==== Data supplied ====

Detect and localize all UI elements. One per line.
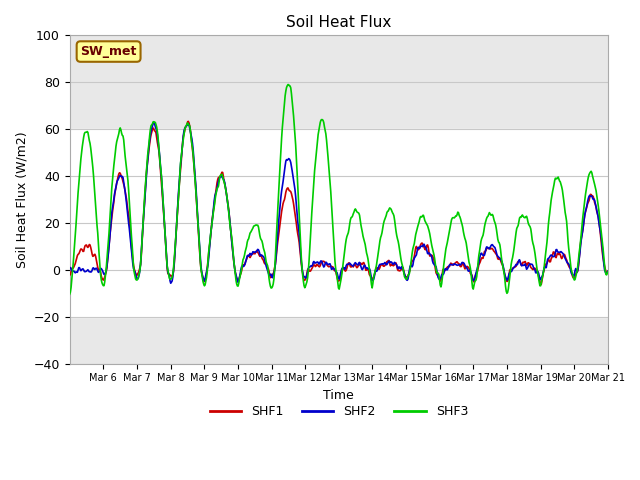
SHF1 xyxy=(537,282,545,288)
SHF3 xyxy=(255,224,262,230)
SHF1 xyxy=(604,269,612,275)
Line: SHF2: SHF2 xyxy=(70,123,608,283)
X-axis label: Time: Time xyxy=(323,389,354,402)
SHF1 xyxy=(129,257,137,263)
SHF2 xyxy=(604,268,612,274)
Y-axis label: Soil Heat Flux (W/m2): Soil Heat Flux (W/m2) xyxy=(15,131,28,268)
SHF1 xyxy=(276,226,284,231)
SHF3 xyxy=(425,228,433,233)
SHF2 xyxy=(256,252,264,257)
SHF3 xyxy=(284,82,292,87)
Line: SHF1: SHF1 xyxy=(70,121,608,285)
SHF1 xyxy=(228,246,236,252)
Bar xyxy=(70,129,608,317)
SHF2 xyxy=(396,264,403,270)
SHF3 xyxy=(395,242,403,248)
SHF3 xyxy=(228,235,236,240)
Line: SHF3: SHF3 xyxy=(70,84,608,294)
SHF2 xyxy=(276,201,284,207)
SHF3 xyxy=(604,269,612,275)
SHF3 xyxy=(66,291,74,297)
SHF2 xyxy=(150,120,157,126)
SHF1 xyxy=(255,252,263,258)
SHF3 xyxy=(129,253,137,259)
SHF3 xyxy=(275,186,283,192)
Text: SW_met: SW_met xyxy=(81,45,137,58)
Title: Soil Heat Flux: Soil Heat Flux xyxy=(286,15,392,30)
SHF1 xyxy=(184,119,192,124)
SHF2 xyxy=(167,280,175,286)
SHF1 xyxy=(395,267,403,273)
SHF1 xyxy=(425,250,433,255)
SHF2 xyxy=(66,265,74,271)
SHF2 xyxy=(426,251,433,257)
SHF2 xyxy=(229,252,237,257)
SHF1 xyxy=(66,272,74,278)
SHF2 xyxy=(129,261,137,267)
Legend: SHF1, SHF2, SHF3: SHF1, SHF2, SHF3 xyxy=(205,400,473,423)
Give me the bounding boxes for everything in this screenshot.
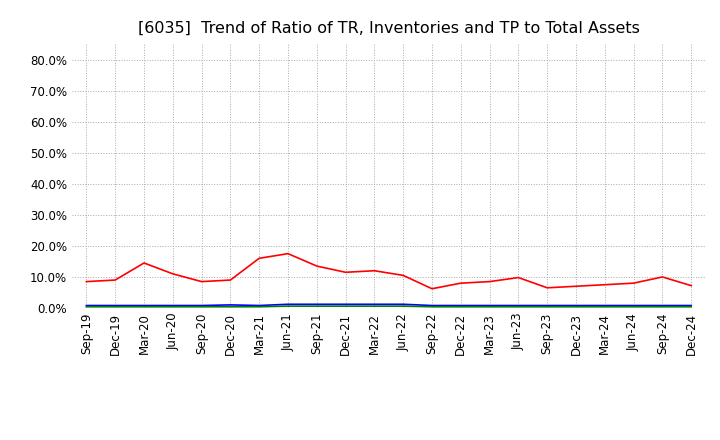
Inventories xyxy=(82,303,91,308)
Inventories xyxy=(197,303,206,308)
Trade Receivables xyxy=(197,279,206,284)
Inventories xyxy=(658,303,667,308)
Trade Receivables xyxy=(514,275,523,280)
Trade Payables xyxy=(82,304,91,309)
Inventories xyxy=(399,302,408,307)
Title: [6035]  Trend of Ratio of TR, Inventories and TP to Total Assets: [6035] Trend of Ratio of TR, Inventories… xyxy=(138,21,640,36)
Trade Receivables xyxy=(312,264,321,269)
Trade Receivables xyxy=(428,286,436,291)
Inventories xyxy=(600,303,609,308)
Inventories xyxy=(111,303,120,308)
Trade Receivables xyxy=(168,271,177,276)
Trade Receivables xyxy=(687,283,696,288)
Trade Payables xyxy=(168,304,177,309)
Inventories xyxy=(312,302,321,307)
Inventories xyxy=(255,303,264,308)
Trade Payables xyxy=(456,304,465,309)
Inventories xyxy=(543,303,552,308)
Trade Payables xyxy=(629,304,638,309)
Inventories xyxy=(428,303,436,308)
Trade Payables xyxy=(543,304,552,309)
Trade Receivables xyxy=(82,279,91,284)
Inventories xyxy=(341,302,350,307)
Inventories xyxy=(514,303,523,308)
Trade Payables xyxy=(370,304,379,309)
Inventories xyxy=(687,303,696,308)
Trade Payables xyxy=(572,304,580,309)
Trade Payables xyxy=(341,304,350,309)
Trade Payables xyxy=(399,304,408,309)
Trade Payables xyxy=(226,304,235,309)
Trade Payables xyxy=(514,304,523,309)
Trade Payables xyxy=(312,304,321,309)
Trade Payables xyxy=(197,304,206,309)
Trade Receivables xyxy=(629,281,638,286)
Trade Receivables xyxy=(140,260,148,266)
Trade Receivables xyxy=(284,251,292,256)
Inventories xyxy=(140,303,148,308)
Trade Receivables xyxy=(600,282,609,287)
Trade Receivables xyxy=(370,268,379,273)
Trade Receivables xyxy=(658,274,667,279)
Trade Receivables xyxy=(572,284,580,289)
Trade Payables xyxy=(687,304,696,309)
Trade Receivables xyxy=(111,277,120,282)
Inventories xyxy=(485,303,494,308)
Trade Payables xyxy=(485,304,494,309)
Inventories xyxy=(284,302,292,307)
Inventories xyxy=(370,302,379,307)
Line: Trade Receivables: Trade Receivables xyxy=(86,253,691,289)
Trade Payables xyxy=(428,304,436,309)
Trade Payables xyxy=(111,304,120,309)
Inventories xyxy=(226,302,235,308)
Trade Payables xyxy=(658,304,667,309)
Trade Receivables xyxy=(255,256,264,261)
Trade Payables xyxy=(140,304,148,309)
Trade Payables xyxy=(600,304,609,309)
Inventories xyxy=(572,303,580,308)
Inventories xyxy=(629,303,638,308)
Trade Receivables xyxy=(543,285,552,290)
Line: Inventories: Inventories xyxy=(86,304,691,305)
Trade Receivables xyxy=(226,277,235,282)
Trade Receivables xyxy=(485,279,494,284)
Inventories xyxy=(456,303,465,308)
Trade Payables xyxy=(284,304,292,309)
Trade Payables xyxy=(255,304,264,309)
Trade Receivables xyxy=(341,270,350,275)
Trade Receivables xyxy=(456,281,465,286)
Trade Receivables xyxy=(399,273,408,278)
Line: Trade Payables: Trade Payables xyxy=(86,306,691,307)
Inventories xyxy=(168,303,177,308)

====
==== Data supplied ====

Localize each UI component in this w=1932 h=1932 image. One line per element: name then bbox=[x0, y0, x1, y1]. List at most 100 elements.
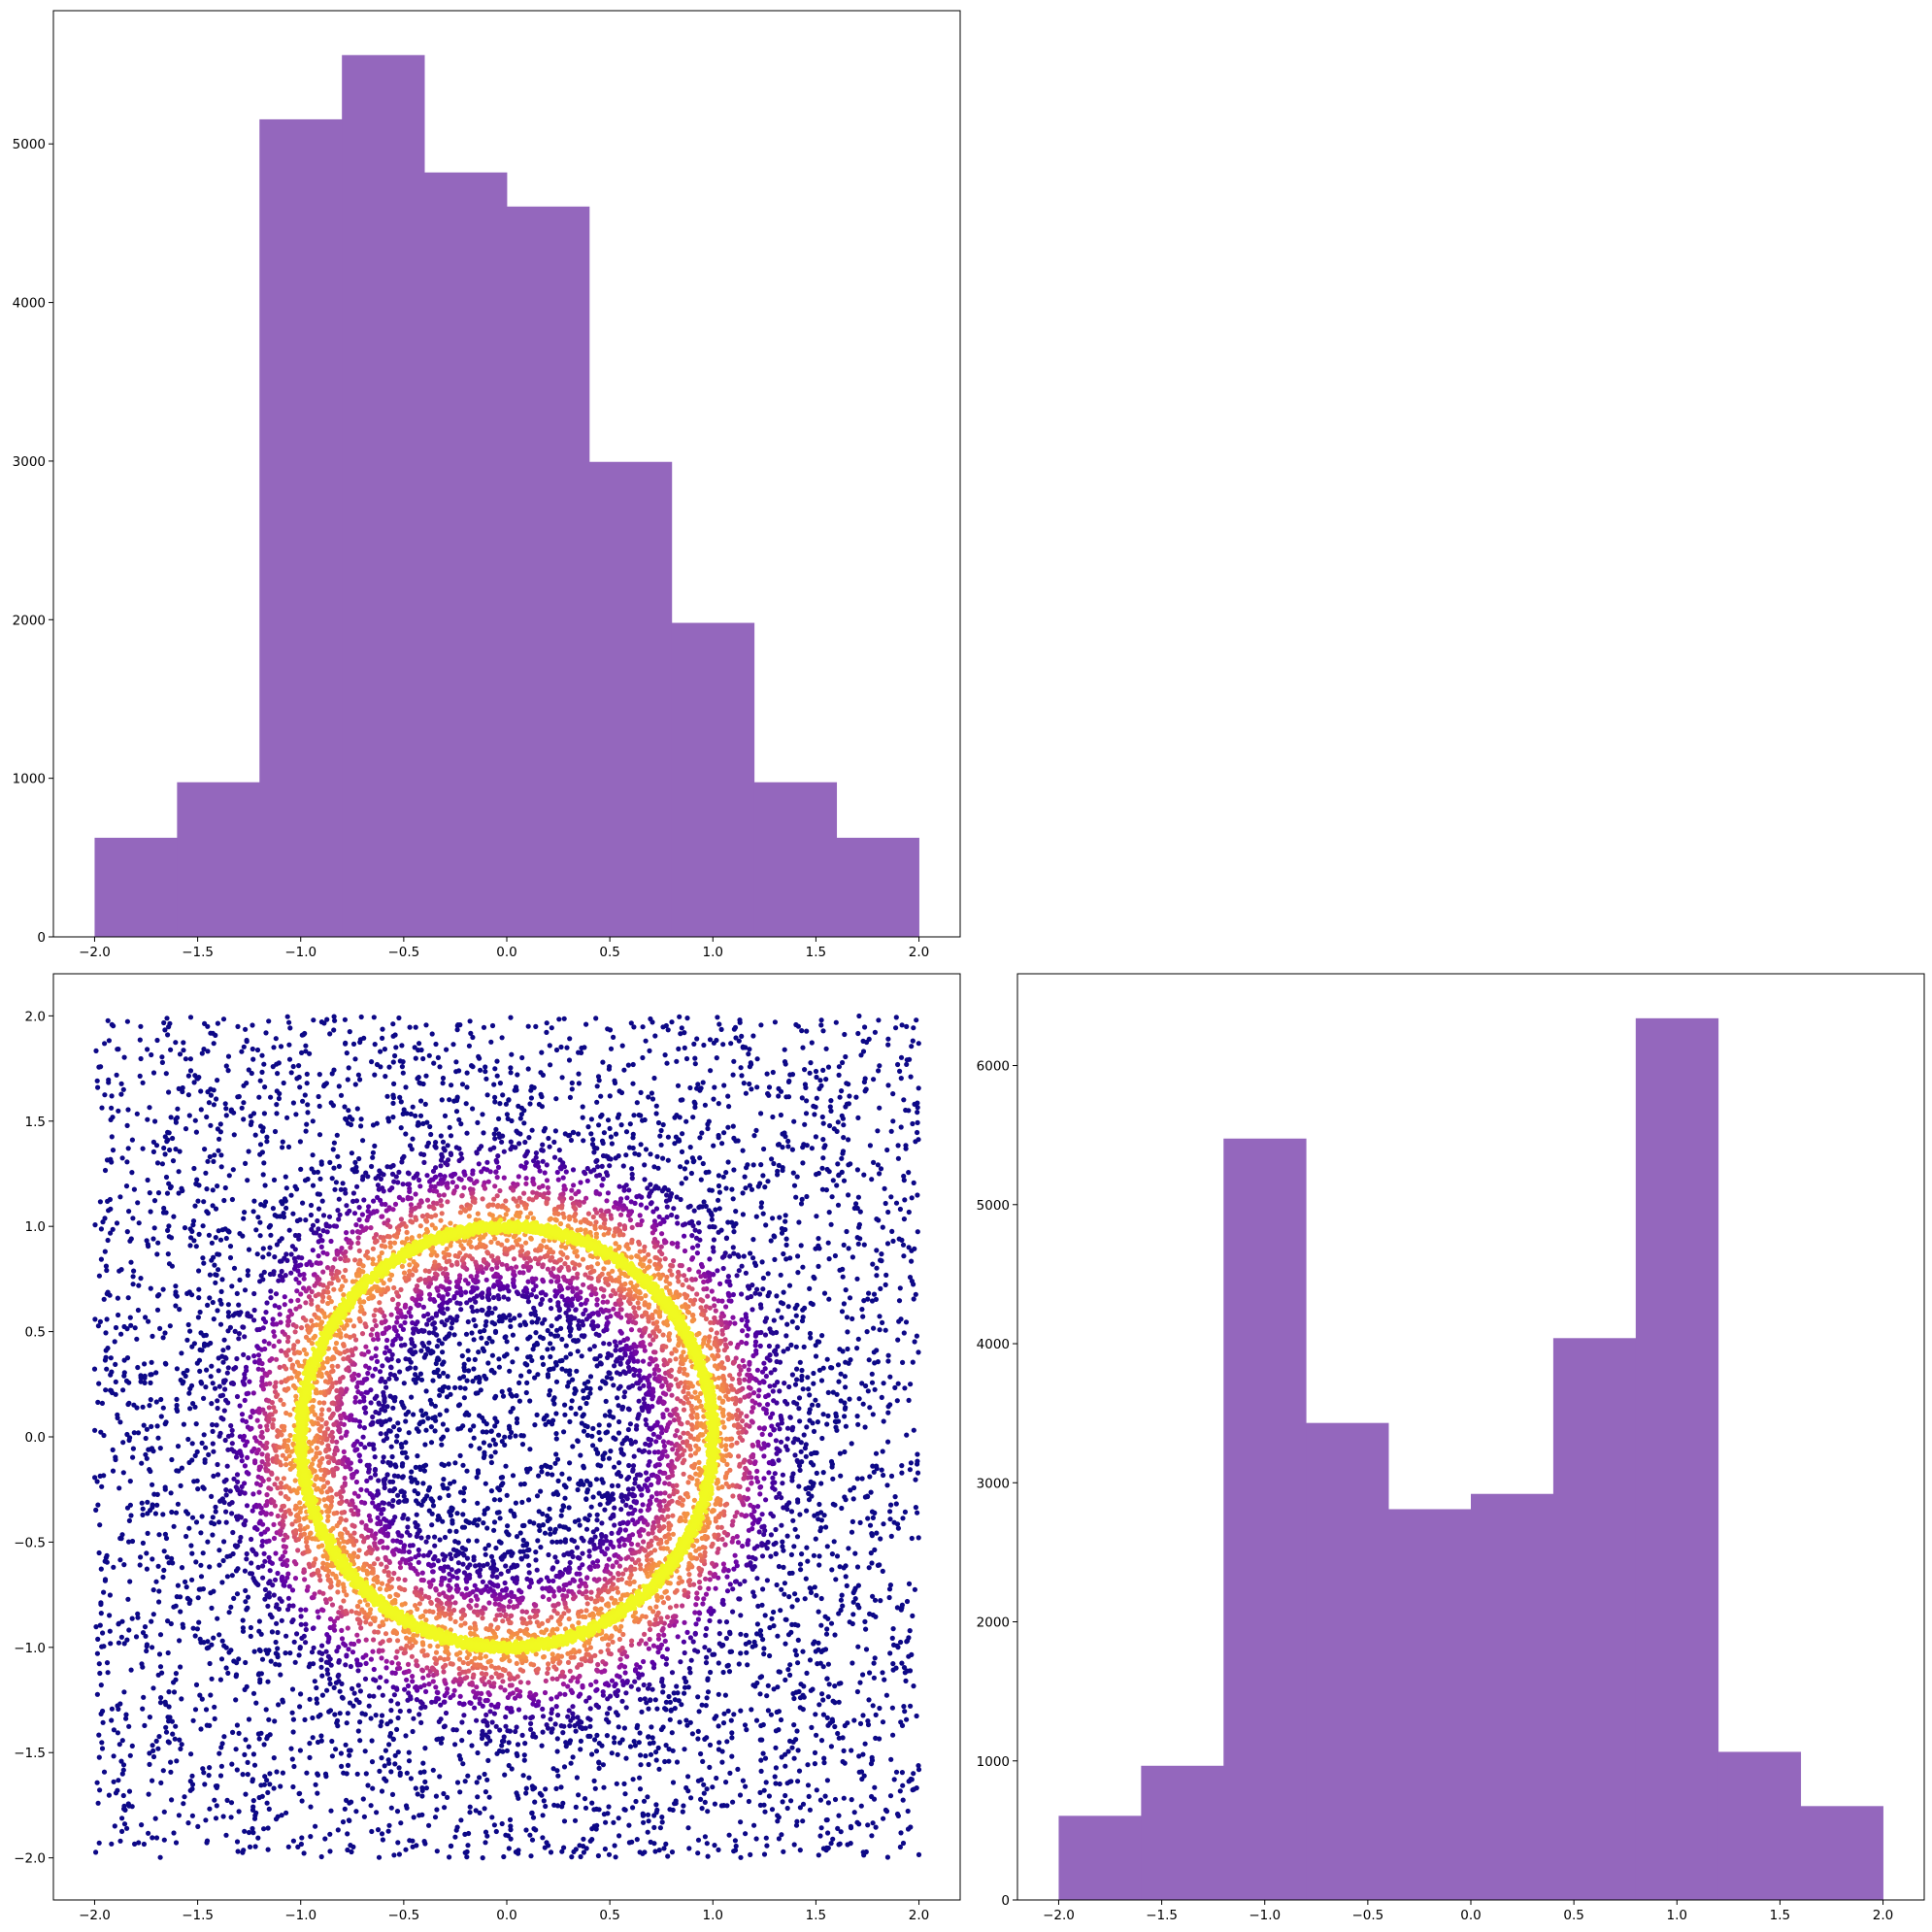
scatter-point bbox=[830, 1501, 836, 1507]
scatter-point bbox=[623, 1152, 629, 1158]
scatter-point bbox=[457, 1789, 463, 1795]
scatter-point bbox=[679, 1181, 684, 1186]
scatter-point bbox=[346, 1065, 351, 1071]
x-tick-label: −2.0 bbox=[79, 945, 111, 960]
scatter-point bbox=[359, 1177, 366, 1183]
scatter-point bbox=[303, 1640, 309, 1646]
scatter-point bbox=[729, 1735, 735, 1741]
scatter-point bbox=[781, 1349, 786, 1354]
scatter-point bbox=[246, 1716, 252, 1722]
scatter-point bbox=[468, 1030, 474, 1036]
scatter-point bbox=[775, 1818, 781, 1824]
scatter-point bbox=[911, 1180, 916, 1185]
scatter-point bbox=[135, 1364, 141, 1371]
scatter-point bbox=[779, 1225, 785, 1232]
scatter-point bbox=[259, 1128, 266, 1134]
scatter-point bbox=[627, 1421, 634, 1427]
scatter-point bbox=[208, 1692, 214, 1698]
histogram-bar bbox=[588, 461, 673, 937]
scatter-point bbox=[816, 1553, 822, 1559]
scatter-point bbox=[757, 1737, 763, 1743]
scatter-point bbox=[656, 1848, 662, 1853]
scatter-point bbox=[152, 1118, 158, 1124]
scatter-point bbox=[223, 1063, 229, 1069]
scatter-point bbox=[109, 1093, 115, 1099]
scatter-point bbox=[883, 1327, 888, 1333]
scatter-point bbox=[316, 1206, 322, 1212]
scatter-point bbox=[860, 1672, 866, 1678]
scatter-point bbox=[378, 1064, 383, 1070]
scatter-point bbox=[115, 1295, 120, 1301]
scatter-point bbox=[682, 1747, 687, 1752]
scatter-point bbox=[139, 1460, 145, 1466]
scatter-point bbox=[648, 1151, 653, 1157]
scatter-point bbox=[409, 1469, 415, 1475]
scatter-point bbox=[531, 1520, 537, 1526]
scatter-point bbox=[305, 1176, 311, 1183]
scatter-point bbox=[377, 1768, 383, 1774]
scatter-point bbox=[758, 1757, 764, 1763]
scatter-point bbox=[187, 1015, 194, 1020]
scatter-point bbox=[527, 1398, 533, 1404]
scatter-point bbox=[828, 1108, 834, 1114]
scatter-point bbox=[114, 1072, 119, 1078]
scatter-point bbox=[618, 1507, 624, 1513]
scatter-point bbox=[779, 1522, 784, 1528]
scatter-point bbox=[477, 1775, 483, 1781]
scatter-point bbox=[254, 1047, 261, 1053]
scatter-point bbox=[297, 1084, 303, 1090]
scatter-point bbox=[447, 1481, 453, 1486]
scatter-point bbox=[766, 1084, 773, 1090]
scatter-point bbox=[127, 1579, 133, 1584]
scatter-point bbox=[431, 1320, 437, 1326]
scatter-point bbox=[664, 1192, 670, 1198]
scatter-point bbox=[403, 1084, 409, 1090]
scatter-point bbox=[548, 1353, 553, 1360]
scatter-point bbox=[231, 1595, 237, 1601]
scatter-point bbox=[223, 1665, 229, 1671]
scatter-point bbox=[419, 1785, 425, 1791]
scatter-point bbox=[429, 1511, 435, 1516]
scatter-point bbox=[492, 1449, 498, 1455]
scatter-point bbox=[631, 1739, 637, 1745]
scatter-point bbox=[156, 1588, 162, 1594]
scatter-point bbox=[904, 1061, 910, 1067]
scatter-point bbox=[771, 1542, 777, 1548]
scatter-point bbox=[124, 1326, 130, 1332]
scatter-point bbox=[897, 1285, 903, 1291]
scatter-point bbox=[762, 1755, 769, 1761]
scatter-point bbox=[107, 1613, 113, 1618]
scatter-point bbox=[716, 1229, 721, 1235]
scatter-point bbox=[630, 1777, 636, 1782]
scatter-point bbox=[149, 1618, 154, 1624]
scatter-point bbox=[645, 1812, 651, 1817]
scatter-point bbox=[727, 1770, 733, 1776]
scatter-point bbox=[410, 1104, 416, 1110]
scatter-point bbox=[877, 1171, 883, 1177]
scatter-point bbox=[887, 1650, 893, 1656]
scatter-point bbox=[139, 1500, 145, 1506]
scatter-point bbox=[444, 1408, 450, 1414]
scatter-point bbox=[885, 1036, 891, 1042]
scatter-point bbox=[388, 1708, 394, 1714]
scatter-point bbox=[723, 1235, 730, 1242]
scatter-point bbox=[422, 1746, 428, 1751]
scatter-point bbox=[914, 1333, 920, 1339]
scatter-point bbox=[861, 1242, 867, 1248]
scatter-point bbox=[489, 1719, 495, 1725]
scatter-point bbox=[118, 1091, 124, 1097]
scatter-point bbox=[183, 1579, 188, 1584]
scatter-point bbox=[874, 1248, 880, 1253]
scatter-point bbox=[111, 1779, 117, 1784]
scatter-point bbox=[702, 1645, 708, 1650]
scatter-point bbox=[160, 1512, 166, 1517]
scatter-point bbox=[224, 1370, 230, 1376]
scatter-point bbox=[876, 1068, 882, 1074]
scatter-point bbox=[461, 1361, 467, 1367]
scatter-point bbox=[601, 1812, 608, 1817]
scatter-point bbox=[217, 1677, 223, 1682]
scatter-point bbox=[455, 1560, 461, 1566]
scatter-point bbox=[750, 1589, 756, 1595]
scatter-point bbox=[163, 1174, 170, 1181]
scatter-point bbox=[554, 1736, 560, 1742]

====

* Task requirements: Present everything in the listing from the line containing "Inventories xyxy=(82,303,91,308)" down to the line containing "Trade Receivables xyxy=(168,271,177,276)", both included, as a Markdown table with the columns Row and Listing Line, omitting any blank lines.

* Task result:
| Row | Listing Line |
|---|---|
| 1 | Inventories xyxy=(82,303,91,308) |
| 2 | Inventories xyxy=(197,303,206,308) |
| 3 | Trade Receivables xyxy=(197,279,206,284) |
| 4 | Inventories xyxy=(658,303,667,308) |
| 5 | Trade Receivables xyxy=(514,275,523,280) |
| 6 | Trade Payables xyxy=(82,304,91,309) |
| 7 | Inventories xyxy=(399,302,408,307) |
| 8 | Title: [6035]  Trend of Ratio of TR, Inventories and TP to Total Assets: [6035] Trend of Ratio of TR, Inventories… xyxy=(138,21,640,36) |
| 9 | Trade Receivables xyxy=(312,264,321,269) |
| 10 | Trade Receivables xyxy=(428,286,436,291) |
| 11 | Inventories xyxy=(600,303,609,308) |
| 12 | Inventories xyxy=(111,303,120,308) |
| 13 | Trade Receivables xyxy=(168,271,177,276) |